Working data
"""

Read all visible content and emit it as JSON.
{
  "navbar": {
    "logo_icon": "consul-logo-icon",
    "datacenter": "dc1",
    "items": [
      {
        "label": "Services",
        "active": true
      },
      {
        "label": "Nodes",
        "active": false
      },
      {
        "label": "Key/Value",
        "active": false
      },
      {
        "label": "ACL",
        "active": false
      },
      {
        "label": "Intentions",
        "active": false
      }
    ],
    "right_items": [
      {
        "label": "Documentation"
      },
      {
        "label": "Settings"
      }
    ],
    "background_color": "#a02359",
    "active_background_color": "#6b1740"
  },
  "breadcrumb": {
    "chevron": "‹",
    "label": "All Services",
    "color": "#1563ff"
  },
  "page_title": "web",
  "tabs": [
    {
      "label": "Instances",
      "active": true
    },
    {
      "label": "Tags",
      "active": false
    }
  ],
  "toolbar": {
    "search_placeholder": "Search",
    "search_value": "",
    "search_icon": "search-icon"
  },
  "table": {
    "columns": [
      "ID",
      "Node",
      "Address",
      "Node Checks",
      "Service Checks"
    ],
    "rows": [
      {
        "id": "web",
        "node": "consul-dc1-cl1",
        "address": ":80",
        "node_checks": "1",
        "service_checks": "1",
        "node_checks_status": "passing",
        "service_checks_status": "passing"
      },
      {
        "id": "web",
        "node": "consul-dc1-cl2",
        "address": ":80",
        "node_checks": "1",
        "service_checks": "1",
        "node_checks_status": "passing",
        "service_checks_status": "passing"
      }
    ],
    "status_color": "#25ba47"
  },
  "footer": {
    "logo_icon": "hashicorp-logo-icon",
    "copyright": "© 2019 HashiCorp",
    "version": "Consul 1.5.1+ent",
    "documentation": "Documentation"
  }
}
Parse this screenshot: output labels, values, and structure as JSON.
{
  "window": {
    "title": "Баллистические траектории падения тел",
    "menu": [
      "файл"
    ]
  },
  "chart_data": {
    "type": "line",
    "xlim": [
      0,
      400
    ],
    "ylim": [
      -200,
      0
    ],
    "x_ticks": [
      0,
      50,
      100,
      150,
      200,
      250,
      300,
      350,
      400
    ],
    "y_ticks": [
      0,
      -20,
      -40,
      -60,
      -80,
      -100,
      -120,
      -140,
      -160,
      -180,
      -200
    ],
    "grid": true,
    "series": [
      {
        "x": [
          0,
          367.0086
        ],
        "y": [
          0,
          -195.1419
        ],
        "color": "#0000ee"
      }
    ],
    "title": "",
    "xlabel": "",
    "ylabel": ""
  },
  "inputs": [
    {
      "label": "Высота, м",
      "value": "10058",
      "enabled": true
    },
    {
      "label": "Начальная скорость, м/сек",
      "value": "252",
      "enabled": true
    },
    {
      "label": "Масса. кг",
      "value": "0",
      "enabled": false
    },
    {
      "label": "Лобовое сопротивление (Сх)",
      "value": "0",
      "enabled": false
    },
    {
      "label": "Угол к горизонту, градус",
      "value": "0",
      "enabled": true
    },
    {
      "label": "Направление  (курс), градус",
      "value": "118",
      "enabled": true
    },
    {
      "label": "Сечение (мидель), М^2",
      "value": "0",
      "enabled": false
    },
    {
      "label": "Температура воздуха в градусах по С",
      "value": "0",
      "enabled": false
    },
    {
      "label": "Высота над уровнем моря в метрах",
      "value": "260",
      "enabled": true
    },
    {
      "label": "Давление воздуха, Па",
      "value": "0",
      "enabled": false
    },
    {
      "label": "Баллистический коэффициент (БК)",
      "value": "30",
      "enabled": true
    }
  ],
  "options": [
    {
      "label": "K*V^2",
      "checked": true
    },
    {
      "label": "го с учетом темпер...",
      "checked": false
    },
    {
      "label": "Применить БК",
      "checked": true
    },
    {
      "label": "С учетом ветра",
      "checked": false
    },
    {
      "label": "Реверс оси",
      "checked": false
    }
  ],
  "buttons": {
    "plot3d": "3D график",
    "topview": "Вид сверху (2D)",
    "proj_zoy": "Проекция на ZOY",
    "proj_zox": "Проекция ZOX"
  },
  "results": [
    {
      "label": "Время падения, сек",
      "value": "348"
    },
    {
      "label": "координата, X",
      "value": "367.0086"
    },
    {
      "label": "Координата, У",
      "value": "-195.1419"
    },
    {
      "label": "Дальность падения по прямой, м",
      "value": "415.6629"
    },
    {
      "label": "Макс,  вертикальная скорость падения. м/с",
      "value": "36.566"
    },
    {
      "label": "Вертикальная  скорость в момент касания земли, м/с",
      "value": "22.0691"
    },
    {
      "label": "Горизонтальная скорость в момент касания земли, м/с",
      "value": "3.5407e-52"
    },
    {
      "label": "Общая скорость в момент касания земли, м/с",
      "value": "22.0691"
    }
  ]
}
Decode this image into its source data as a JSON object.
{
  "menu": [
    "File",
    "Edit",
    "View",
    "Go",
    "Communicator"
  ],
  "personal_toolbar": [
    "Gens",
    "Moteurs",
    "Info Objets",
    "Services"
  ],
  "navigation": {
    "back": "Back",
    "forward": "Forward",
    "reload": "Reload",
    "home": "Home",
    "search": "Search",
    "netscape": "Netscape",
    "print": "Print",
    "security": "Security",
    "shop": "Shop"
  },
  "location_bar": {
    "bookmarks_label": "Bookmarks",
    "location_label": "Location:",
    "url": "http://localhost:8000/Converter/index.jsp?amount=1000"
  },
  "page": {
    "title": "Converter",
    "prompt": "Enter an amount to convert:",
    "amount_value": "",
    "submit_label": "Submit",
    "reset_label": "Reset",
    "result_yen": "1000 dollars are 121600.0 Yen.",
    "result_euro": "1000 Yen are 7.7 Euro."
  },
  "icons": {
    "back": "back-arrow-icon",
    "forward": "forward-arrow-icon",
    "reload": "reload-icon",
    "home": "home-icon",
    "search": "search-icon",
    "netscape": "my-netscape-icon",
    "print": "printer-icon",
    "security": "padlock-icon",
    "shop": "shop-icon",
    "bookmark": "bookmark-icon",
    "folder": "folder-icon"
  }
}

"""

Goal
Display every line of the listing that contains the string "Проекция".

Response to the exercise
    "proj_zoy": "Проекция на ZOY",
    "proj_zox": "Проекция ZOX"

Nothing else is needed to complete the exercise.